- Problem statement:
Give only the number of lines in the data that include the string "изволила".

- Items:
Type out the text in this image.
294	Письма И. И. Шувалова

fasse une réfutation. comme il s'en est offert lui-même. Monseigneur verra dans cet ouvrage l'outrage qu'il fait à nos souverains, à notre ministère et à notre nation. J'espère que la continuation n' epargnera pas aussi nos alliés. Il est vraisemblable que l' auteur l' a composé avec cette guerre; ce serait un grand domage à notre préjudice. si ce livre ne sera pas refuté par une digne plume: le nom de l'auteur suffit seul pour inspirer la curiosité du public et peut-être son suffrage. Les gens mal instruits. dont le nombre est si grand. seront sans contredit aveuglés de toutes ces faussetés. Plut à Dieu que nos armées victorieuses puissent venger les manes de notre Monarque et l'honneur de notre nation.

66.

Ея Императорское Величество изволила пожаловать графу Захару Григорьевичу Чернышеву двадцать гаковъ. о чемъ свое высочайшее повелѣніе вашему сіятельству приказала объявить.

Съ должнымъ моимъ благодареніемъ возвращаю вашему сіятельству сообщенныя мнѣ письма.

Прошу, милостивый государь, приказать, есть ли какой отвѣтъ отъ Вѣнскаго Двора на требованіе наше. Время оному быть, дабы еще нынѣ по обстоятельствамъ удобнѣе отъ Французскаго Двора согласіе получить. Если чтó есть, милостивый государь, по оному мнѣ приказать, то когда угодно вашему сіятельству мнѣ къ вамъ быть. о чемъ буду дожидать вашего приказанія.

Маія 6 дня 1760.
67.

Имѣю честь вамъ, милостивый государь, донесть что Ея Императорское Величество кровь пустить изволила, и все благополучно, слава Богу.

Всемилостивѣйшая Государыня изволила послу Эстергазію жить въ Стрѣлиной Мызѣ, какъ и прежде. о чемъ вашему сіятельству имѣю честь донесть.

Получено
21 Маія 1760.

- Problem solution:
3